- Exercise aim
Find and copy each line of the records where the string "সফলভ" shows up.

--- start of Data ---

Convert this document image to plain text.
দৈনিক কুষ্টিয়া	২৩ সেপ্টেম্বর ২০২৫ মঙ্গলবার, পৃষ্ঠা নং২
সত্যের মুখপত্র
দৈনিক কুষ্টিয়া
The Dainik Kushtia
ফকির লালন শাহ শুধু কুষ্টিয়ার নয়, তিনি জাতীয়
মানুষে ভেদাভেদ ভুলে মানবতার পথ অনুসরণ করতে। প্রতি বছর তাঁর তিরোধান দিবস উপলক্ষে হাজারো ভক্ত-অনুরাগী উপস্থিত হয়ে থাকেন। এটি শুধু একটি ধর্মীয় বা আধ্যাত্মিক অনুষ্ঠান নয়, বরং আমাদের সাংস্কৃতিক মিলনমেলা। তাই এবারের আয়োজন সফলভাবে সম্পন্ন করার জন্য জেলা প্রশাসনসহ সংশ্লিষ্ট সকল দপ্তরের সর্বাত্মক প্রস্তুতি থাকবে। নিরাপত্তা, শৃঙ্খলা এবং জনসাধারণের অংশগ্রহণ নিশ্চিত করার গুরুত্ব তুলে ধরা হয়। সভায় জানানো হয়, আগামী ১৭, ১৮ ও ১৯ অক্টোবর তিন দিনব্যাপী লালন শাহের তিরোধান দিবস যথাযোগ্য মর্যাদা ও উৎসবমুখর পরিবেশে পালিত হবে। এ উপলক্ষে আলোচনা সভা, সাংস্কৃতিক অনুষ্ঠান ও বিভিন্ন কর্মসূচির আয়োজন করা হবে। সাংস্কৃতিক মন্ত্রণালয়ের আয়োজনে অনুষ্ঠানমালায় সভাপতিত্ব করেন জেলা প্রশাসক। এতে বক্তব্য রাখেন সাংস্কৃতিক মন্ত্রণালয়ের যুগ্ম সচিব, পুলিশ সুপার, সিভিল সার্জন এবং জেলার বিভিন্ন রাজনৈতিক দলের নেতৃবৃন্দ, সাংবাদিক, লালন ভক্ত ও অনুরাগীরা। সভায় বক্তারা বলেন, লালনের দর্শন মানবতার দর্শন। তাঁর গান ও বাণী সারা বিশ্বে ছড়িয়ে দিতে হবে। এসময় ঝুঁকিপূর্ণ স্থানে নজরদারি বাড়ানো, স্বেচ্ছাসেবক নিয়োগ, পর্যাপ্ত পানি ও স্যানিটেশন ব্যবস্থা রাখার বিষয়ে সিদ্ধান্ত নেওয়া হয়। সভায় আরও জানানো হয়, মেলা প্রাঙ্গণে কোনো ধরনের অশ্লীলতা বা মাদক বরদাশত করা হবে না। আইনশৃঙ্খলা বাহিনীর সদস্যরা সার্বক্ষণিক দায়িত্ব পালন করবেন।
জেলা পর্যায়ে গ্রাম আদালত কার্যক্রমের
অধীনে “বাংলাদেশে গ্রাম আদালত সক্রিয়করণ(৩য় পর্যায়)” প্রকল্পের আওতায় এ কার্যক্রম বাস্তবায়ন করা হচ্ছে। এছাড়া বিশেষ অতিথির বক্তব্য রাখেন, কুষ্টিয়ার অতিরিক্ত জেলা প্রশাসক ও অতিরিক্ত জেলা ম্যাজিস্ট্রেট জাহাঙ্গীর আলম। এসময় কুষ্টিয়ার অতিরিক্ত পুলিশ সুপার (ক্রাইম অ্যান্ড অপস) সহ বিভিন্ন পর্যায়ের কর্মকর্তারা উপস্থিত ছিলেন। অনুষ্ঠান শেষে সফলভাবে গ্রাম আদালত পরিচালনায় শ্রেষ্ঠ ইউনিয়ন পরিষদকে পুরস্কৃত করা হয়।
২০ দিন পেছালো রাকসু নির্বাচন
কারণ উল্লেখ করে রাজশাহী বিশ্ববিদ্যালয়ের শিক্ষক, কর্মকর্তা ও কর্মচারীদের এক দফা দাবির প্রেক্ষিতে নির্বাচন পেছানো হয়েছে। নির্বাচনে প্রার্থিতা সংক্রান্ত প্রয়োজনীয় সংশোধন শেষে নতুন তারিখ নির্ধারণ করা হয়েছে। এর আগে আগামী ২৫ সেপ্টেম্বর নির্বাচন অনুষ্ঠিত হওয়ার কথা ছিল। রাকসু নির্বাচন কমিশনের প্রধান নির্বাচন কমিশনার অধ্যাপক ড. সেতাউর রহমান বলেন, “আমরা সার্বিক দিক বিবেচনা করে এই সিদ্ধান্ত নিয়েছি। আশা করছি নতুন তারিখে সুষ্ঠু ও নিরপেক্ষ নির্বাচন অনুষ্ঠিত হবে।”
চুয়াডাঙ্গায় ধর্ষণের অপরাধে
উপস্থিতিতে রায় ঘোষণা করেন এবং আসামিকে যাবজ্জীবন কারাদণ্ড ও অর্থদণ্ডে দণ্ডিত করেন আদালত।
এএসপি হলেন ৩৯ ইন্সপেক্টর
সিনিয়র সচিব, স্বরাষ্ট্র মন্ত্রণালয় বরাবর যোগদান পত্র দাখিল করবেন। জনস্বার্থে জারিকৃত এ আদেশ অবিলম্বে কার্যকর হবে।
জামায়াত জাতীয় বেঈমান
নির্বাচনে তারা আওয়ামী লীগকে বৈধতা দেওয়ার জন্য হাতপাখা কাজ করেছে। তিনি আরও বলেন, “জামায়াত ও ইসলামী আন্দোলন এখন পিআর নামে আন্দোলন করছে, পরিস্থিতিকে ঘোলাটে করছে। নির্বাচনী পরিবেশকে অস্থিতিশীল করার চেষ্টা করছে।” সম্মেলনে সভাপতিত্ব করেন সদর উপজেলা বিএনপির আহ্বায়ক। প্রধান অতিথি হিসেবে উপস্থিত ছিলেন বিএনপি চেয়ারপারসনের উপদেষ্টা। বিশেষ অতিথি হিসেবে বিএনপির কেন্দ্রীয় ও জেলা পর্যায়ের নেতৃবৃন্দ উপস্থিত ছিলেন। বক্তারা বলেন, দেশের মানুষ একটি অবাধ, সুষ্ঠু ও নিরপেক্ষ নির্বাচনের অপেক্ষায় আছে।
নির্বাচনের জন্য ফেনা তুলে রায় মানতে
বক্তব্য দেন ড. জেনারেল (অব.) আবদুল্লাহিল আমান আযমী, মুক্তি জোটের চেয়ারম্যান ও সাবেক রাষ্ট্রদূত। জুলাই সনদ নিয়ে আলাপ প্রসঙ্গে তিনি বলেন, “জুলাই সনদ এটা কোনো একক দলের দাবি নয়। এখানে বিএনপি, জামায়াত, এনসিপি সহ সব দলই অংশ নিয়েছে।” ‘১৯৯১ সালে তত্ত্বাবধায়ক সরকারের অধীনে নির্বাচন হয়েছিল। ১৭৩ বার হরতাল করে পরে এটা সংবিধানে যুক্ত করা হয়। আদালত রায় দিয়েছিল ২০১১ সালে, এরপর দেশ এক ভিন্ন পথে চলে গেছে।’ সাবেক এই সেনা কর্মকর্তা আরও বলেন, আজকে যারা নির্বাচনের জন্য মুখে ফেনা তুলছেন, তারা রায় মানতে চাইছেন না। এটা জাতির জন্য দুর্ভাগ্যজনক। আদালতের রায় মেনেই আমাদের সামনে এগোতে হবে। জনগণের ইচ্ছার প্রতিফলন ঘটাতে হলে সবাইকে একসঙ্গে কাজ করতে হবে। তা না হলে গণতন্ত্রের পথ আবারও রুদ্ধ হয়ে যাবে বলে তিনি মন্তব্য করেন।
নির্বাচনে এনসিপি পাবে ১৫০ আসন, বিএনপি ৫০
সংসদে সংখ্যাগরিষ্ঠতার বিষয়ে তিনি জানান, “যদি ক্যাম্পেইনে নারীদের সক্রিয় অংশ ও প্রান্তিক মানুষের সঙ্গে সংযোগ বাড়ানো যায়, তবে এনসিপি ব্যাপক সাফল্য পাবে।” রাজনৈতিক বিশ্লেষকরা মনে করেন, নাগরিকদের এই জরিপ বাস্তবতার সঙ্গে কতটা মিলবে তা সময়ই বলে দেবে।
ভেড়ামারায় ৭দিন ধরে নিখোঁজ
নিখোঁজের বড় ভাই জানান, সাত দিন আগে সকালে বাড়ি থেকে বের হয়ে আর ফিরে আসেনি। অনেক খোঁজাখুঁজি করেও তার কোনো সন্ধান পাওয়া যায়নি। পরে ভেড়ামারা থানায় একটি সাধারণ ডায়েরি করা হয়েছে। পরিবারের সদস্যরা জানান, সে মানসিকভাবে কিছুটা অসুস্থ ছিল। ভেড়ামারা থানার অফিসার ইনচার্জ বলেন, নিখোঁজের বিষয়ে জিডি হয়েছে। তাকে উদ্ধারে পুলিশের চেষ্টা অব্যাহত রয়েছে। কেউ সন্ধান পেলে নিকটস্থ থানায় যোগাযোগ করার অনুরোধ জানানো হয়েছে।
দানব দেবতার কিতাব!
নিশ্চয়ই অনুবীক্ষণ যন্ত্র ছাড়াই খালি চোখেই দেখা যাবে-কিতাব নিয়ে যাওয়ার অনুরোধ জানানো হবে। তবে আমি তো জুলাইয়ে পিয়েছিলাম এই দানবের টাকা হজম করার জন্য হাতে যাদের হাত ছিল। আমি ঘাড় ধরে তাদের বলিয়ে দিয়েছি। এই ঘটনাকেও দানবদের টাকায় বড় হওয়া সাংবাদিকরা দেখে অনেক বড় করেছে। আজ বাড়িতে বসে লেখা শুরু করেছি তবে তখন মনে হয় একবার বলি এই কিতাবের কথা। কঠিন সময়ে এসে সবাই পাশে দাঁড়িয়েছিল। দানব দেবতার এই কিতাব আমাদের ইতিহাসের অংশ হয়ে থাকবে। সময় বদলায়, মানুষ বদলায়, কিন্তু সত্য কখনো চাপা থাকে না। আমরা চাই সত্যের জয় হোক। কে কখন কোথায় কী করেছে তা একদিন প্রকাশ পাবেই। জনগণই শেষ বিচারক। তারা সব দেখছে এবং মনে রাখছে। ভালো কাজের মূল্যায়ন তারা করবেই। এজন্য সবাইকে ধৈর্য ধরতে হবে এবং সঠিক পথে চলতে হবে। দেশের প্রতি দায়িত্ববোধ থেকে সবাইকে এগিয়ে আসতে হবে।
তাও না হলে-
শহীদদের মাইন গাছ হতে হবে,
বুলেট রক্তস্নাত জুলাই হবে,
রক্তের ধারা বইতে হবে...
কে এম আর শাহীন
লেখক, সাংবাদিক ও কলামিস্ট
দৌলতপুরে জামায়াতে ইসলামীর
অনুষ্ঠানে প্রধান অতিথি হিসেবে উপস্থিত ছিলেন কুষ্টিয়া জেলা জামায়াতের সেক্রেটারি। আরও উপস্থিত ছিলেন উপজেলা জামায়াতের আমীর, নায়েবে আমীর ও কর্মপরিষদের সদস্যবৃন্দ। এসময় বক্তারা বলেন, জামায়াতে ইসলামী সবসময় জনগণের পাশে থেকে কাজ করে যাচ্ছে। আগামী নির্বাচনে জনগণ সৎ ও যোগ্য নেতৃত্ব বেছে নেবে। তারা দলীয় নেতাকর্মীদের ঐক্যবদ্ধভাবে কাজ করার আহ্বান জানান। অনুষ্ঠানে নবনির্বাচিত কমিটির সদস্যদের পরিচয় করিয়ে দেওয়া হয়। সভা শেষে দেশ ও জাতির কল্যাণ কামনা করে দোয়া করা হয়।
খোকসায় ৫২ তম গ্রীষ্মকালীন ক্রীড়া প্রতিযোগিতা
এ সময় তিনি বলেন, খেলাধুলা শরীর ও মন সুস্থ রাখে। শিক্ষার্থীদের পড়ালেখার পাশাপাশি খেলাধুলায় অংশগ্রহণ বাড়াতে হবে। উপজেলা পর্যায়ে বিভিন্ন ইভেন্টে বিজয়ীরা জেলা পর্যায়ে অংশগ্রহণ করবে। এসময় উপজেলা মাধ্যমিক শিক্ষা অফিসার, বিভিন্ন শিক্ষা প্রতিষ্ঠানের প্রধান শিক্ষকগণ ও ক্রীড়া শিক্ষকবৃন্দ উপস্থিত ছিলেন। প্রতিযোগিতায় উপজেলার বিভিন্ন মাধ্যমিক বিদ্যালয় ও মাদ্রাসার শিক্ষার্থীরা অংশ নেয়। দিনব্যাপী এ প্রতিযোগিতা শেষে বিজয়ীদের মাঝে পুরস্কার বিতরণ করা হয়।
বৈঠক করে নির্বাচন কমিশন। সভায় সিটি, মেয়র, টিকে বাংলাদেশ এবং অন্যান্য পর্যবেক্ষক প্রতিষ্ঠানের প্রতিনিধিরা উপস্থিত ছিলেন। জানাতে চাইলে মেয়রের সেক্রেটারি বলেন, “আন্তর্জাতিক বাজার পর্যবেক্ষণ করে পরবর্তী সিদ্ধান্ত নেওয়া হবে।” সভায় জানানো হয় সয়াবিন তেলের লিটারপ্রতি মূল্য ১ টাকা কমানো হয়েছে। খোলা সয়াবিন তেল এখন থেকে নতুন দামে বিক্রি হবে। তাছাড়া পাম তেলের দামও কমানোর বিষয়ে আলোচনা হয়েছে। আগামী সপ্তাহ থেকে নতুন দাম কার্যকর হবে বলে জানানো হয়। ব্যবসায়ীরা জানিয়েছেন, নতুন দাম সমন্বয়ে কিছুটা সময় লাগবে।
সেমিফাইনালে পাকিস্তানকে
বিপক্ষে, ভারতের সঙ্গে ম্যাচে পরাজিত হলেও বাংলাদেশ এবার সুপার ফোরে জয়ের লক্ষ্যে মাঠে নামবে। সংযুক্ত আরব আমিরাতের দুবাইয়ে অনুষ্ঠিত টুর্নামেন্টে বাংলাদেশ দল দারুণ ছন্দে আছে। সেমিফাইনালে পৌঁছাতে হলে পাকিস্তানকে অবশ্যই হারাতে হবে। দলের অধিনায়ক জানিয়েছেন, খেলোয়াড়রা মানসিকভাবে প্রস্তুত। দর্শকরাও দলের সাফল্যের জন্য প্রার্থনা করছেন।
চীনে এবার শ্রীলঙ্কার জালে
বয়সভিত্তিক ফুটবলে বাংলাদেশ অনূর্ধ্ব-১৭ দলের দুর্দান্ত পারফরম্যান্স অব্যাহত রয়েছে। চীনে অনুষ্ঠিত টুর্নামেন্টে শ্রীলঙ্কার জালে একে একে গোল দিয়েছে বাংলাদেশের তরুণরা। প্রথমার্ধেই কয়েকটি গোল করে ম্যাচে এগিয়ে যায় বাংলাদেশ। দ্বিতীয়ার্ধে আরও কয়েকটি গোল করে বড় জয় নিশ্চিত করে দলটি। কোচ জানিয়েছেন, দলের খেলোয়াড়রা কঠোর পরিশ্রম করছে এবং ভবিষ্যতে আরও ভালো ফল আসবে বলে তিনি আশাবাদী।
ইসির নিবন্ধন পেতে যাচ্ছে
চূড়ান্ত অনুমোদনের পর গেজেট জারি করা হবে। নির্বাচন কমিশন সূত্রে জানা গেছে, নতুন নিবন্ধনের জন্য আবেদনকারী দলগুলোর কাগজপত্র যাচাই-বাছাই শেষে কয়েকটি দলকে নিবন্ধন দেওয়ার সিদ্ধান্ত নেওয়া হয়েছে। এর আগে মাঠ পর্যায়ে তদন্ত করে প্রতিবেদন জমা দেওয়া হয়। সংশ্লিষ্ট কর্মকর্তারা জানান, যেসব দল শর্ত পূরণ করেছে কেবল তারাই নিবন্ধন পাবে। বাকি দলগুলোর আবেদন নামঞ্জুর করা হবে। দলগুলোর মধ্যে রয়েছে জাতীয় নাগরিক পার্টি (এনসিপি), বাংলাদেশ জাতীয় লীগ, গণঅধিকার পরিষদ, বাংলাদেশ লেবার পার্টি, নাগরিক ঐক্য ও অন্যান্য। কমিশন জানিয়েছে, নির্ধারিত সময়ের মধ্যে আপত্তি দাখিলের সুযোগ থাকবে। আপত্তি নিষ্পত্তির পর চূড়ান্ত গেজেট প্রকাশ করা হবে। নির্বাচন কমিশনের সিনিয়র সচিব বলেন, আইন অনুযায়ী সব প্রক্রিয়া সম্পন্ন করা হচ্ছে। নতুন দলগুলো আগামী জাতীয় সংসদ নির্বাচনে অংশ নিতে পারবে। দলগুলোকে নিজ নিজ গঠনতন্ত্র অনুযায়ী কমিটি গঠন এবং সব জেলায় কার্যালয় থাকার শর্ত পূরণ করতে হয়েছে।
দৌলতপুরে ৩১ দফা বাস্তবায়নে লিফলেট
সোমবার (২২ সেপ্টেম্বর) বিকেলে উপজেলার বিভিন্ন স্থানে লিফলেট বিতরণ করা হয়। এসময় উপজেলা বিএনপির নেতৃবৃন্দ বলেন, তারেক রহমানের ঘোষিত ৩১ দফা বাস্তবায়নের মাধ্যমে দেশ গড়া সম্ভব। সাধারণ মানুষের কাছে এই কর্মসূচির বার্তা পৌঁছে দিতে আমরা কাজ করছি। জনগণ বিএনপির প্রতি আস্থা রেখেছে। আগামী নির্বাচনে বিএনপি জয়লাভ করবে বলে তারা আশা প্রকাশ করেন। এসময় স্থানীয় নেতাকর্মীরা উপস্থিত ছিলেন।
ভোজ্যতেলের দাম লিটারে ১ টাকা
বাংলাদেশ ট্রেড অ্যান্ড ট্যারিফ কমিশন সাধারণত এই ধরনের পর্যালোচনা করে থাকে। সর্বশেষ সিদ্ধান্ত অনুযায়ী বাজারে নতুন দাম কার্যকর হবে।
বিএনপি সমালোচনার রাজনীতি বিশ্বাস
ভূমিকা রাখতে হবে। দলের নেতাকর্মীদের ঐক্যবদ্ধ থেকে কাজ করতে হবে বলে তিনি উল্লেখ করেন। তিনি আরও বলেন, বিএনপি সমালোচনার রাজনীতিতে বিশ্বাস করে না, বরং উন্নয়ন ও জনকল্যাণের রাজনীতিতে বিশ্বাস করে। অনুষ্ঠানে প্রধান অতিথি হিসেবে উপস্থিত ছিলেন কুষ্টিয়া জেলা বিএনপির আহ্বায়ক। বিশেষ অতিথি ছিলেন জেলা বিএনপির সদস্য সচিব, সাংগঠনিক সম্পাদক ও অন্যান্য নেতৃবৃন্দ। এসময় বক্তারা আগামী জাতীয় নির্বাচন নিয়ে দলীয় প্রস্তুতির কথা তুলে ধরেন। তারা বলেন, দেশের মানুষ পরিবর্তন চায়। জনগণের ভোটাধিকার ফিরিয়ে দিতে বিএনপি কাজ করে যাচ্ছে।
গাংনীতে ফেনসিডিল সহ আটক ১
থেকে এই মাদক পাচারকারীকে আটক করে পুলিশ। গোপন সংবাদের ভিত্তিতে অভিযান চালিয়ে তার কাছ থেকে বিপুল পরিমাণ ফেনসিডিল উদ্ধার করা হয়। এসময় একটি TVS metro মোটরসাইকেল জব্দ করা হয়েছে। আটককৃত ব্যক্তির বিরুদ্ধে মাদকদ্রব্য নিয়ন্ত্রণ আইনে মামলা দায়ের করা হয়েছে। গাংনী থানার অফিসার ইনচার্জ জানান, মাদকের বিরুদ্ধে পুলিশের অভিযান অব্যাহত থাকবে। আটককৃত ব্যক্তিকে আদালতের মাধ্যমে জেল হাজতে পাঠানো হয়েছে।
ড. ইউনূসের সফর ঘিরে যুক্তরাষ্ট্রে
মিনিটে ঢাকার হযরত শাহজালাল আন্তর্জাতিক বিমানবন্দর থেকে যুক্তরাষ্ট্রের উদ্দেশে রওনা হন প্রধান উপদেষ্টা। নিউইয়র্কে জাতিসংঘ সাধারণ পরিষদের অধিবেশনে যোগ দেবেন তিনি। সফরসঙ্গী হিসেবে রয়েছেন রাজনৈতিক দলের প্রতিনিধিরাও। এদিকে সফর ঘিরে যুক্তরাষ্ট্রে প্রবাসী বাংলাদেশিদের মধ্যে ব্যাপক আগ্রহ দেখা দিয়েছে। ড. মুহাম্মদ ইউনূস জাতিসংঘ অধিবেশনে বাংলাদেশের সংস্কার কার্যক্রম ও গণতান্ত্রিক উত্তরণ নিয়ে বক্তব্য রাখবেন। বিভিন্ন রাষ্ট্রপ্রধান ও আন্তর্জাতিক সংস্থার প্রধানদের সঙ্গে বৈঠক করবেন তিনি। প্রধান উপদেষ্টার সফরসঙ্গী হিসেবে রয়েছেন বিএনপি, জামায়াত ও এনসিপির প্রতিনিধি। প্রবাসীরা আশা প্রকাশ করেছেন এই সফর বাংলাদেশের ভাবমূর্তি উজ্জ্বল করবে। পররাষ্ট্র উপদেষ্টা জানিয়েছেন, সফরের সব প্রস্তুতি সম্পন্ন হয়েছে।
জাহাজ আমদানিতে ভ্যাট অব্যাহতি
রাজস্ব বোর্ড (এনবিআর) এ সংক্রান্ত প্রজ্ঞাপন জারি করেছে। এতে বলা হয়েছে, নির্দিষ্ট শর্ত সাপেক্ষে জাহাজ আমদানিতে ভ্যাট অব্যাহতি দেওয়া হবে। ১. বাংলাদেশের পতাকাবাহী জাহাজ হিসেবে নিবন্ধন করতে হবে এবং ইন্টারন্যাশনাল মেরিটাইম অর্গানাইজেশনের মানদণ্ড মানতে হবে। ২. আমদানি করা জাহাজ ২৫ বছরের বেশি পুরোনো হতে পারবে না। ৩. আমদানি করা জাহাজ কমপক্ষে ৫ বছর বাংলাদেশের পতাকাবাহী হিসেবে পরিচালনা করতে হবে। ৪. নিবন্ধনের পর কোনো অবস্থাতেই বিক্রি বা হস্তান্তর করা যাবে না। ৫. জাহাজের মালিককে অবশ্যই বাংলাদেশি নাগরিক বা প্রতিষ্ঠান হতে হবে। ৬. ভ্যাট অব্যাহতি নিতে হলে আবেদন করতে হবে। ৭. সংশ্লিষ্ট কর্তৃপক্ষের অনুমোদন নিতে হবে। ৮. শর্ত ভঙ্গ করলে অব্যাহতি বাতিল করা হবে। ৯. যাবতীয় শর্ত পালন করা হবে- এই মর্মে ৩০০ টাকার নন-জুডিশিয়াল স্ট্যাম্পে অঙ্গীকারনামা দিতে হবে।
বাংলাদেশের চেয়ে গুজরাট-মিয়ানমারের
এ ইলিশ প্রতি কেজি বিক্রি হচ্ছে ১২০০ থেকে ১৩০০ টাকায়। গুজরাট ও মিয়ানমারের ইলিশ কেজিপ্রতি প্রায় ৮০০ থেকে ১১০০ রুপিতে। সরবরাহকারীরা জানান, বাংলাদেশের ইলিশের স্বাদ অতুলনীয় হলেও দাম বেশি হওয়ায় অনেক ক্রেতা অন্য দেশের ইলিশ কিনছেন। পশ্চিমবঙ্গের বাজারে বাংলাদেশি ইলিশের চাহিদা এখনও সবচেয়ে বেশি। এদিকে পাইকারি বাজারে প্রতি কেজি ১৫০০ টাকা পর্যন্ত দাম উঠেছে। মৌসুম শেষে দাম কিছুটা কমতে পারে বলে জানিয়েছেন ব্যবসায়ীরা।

--- end of Data ---

- Answer to this task
মানুষে ভেদাভেদ ভুলে মানবতার পথ অনুসরণ করতে। প্রতি বছর তাঁর তিরোধান দিবস উপলক্ষে হাজারো ভক্ত-অনুরাগী উপস্থিত হয়ে থাকেন। এটি শুধু একটি ধর্মীয় বা আধ্যাত্মিক অনুষ্ঠান নয়, বরং আমাদের সাংস্কৃতিক মিলনমেলা। তাই এবারের আয়োজন সফলভাবে সম্পন্ন করার জন্য জেলা প্রশাসনসহ সংশ্লিষ্ট সকল দপ্তরের সর্বাত্মক প্রস্তুতি থাকবে। নিরাপত্তা, শৃঙ্খলা এবং জনসাধারণের অংশগ্রহণ নিশ্চিত করার গুরুত্ব তুলে ধরা হয়। সভায় জানানো হয়, আগামী ১৭, ১৮ ও ১৯ অক্টোবর তিন দিনব্যাপী লালন শাহের তিরোধান দিবস যথাযোগ্য মর্যাদা ও উৎসবমুখর পরিবেশে পালিত হবে। এ উপলক্ষে আলোচনা সভা, সাংস্কৃতিক অনুষ্ঠান ও বিভিন্ন কর্মসূচির আয়োজন করা হবে। সাংস্কৃতিক মন্ত্রণালয়ের আয়োজনে অনুষ্ঠানমালায় সভাপতিত্ব করেন জেলা প্রশাসক। এতে বক্তব্য রাখেন সাংস্কৃতিক মন্ত্রণালয়ের যুগ্ম সচিব, পুলিশ সুপার, সিভিল সার্জন এবং জেলার বিভিন্ন রাজনৈতিক দলের নেতৃবৃন্দ, সাংবাদিক, লালন ভক্ত ও অনুরাগীরা। সভায় বক্তারা বলেন, লালনের দর্শন মানবতার দর্শন। তাঁর গান ও বাণী সারা বিশ্বে ছড়িয়ে দিতে হবে। এসময় ঝুঁকিপূর্ণ স্থানে নজরদারি বাড়ানো, স্বেচ্ছাসেবক নিয়োগ, পর্যাপ্ত পানি ও স্যানিটেশন ব্যবস্থা রাখার বিষয়ে সিদ্ধান্ত নেওয়া হয়। সভায় আরও জানানো হয়, মেলা প্রাঙ্গণে কোনো ধরনের অশ্লীলতা বা মাদক বরদাশত করা হবে না। আইনশৃঙ্খলা বাহিনীর সদস্যরা সার্বক্ষণিক দায়িত্ব পালন করবেন।
অধীনে “বাংলাদেশে গ্রাম আদালত সক্রিয়করণ(৩য় পর্যায়)” প্রকল্পের আওতায় এ কার্যক্রম বাস্তবায়ন করা হচ্ছে। এছাড়া বিশেষ অতিথির বক্তব্য রাখেন, কুষ্টিয়ার অতিরিক্ত জেলা প্রশাসক ও অতিরিক্ত জেলা ম্যাজিস্ট্রেট জাহাঙ্গীর আলম। এসময় কুষ্টিয়ার অতিরিক্ত পুলিশ সুপার (ক্রাইম অ্যান্ড অপস) সহ বিভিন্ন পর্যায়ের কর্মকর্তারা উপস্থিত ছিলেন। অনুষ্ঠান শেষে সফলভাবে গ্রাম আদালত পরিচালনায় শ্রেষ্ঠ ইউনিয়ন পরিষদকে পুরস্কৃত করা হয়।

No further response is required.